● Aim of the exercise
Review the material line by line. Identify and copy every line that contains the string "Emoji".

● Supplied information
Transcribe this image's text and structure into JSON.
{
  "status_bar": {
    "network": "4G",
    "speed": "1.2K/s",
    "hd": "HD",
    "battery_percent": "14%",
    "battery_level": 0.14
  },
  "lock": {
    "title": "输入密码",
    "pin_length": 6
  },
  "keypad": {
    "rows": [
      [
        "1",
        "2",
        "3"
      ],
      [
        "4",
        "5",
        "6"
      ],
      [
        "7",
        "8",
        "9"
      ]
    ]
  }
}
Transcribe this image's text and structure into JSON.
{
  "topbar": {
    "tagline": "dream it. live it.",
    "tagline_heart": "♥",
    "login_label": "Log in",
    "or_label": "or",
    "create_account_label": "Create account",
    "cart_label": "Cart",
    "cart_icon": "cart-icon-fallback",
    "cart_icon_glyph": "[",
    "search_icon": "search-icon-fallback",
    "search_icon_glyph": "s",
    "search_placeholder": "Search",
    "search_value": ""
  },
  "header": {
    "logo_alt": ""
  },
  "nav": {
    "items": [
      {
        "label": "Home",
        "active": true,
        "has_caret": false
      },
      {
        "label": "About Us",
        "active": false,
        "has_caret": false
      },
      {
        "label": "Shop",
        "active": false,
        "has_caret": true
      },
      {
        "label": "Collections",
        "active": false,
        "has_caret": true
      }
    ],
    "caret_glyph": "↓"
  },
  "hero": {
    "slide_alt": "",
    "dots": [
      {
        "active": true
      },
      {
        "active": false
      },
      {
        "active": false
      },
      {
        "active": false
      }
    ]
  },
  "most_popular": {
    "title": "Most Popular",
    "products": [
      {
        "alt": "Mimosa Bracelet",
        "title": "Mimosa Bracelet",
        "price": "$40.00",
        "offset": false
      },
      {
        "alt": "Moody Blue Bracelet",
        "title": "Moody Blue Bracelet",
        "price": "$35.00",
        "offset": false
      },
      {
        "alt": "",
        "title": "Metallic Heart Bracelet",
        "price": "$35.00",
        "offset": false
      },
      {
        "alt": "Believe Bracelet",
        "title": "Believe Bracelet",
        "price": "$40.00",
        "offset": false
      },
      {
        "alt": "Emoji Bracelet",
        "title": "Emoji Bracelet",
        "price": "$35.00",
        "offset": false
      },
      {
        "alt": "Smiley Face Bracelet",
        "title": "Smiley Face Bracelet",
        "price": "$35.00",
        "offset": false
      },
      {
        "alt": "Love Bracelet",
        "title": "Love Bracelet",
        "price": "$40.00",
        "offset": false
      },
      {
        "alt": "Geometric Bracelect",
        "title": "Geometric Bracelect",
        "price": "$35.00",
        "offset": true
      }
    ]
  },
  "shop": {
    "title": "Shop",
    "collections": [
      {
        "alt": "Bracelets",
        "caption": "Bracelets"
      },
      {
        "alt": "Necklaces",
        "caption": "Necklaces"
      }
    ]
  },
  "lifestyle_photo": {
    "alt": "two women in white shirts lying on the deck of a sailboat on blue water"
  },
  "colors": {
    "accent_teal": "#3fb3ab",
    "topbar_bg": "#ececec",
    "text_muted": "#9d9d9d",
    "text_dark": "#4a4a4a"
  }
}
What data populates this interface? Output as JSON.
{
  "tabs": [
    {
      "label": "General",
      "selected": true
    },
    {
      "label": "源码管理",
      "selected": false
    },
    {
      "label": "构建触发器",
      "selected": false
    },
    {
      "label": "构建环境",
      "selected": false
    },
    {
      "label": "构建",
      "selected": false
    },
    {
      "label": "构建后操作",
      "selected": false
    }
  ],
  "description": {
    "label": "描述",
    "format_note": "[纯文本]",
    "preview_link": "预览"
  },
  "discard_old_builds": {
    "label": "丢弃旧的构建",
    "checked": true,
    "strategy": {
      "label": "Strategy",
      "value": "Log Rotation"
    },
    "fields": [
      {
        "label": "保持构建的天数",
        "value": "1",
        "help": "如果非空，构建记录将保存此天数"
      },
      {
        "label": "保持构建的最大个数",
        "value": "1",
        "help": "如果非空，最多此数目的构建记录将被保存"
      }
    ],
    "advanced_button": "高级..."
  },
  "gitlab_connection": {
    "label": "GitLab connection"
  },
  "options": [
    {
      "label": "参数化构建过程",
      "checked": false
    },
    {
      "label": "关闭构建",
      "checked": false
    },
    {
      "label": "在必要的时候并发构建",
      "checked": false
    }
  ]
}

● Response below
        "alt": "Emoji Bracelet",
        "title": "Emoji Bracelet",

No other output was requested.